DATA LISTING:
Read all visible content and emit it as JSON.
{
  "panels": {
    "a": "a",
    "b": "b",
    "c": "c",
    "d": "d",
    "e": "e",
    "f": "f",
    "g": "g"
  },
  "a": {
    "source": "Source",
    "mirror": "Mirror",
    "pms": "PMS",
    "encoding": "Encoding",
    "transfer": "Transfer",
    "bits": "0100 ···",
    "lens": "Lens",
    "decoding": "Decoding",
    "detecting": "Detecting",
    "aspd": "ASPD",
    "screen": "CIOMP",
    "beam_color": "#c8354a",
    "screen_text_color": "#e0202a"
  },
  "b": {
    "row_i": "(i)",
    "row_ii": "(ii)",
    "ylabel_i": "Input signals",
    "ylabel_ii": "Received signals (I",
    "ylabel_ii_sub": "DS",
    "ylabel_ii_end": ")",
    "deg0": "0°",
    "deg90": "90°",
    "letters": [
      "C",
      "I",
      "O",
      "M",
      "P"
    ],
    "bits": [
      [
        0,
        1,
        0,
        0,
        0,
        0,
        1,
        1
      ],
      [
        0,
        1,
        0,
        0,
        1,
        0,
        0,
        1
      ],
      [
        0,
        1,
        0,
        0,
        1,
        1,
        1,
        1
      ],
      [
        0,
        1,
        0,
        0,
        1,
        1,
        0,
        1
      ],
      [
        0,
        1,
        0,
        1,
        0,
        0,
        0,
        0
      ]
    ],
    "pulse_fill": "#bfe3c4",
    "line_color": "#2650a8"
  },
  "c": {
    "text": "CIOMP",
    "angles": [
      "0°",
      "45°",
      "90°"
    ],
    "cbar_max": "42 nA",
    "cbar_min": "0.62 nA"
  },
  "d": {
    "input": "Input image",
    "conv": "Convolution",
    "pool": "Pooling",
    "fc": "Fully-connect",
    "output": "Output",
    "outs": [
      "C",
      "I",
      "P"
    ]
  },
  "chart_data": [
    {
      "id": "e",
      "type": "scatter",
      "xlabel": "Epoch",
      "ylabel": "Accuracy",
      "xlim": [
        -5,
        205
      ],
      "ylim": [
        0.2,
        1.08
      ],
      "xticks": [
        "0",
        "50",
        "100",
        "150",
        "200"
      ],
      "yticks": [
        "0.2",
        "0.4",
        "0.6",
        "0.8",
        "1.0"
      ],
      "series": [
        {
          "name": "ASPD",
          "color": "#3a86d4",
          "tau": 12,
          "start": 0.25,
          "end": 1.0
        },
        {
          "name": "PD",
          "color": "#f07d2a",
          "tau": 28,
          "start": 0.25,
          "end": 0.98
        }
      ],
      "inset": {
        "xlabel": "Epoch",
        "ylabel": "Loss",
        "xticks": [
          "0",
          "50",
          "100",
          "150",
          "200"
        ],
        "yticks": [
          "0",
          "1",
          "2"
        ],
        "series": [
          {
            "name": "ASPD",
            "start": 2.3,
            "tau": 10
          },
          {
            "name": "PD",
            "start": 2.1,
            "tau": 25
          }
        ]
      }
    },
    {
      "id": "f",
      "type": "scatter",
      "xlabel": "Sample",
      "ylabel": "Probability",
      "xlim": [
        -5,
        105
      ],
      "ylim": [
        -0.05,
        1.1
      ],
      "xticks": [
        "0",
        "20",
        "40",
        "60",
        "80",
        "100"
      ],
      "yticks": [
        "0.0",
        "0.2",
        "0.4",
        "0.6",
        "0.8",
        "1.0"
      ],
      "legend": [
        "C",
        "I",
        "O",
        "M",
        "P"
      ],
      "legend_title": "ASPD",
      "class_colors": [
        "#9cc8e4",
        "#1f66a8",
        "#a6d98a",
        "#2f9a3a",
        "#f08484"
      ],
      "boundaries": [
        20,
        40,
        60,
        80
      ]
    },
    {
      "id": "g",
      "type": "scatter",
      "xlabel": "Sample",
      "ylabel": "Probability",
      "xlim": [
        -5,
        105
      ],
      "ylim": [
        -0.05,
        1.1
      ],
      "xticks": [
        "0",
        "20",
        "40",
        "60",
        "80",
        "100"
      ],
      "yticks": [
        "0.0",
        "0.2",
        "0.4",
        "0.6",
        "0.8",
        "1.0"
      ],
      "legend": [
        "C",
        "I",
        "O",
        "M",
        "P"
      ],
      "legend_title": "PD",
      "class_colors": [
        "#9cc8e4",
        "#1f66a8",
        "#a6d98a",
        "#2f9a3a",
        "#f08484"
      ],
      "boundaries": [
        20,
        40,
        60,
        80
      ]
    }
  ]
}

AIM OF THE EXERCISE:
Search the entries for the word "signals" and gather every line where it appears.

THE REPLY:
    "ylabel_i": "Input signals",
    "ylabel_ii": "Received signals (I",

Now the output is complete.